* Problem to solve:
Copy all the data exactly, except the pictures.

* Entries provided:

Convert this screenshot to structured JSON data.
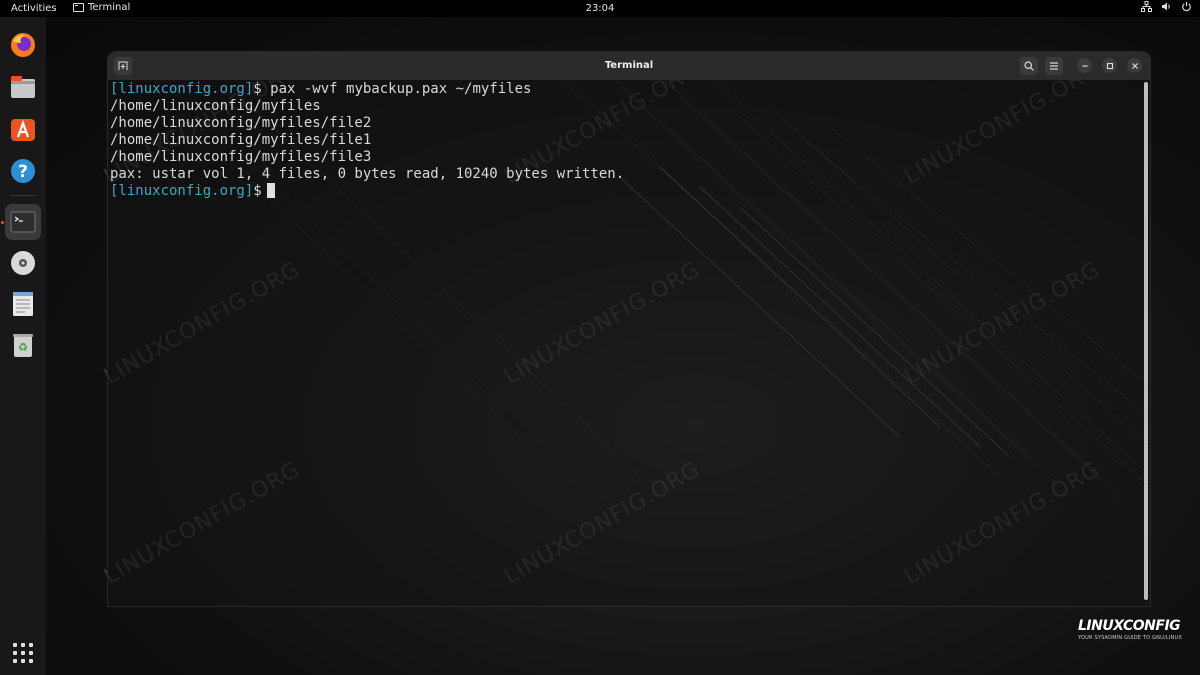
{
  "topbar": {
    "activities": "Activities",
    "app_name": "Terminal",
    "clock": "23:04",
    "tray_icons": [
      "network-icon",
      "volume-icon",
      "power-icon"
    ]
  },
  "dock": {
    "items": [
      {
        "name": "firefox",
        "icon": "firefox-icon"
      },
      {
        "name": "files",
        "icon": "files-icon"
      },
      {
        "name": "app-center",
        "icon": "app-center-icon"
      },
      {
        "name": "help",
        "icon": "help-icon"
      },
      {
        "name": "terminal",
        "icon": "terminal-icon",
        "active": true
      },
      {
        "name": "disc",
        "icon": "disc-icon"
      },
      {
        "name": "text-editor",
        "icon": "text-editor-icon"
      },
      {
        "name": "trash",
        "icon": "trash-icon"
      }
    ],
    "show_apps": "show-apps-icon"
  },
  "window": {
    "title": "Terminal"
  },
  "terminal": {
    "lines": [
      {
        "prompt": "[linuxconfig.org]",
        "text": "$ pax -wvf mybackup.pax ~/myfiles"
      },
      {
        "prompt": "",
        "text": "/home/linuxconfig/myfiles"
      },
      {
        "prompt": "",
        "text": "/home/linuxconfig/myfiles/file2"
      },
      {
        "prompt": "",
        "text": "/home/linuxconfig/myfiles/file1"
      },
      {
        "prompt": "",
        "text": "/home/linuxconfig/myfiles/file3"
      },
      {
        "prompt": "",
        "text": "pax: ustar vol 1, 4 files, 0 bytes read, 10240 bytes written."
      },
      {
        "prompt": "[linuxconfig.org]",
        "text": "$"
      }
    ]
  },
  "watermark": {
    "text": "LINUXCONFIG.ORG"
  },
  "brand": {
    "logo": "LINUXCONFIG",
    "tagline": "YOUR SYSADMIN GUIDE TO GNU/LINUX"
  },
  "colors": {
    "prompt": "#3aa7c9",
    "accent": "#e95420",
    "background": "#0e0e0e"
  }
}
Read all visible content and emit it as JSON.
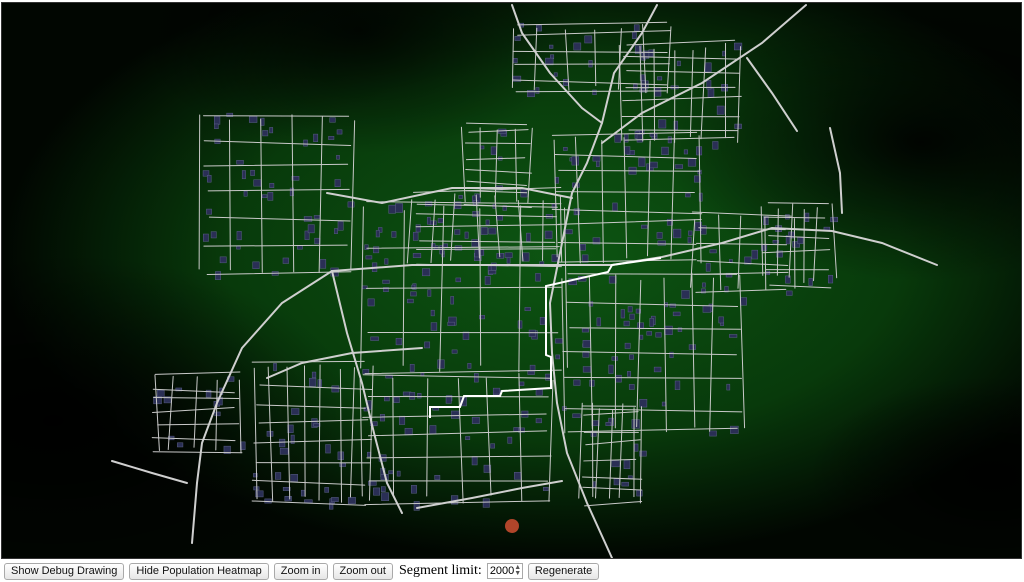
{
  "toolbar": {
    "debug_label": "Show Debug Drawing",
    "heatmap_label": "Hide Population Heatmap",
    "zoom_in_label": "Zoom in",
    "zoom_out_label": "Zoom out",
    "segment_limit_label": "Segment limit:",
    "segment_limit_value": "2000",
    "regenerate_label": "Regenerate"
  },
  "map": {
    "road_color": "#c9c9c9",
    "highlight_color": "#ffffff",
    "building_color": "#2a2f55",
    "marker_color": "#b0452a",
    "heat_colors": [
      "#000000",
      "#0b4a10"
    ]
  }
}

* Complete answer:
Convert this screenshot to structured JSON data.
{
  "topbar": {
    "activities": "Activities",
    "app_name": "Terminal",
    "clock": "23:04",
    "tray_icons": [
      "network-icon",
      "volume-icon",
      "power-icon"
    ]
  },
  "dock": {
    "items": [
      {
        "name": "firefox",
        "icon": "firefox-icon"
      },
      {
        "name": "files",
        "icon": "files-icon"
      },
      {
        "name": "app-center",
        "icon": "app-center-icon"
      },
      {
        "name": "help",
        "icon": "help-icon"
      },
      {
        "name": "terminal",
        "icon": "terminal-icon",
        "active": true
      },
      {
        "name": "disc",
        "icon": "disc-icon"
      },
      {
        "name": "text-editor",
        "icon": "text-editor-icon"
      },
      {
        "name": "trash",
        "icon": "trash-icon"
      }
    ],
    "show_apps": "show-apps-icon"
  },
  "window": {
    "title": "Terminal"
  },
  "terminal": {
    "lines": [
      {
        "prompt": "[linuxconfig.org]",
        "text": "$ pax -wvf mybackup.pax ~/myfiles"
      },
      {
        "prompt": "",
        "text": "/home/linuxconfig/myfiles"
      },
      {
        "prompt": "",
        "text": "/home/linuxconfig/myfiles/file2"
      },
      {
        "prompt": "",
        "text": "/home/linuxconfig/myfiles/file1"
      },
      {
        "prompt": "",
        "text": "/home/linuxconfig/myfiles/file3"
      },
      {
        "prompt": "",
        "text": "pax: ustar vol 1, 4 files, 0 bytes read, 10240 bytes written."
      },
      {
        "prompt": "[linuxconfig.org]",
        "text": "$"
      }
    ]
  },
  "watermark": {
    "text": "LINUXCONFIG.ORG"
  },
  "brand": {
    "logo": "LINUXCONFIG",
    "tagline": "YOUR SYSADMIN GUIDE TO GNU/LINUX"
  },
  "colors": {
    "prompt": "#3aa7c9",
    "accent": "#e95420",
    "background": "#0e0e0e"
  }
}
Read all visible content and emit it as JSON.
{
  "toolbar": {
    "debug_label": "Show Debug Drawing",
    "heatmap_label": "Hide Population Heatmap",
    "zoom_in_label": "Zoom in",
    "zoom_out_label": "Zoom out",
    "segment_limit_label": "Segment limit:",
    "segment_limit_value": "2000",
    "regenerate_label": "Regenerate"
  },
  "map": {
    "road_color": "#c9c9c9",
    "highlight_color": "#ffffff",
    "building_color": "#2a2f55",
    "marker_color": "#b0452a",
    "heat_colors": [
      "#000000",
      "#0b4a10"
    ]
  }
}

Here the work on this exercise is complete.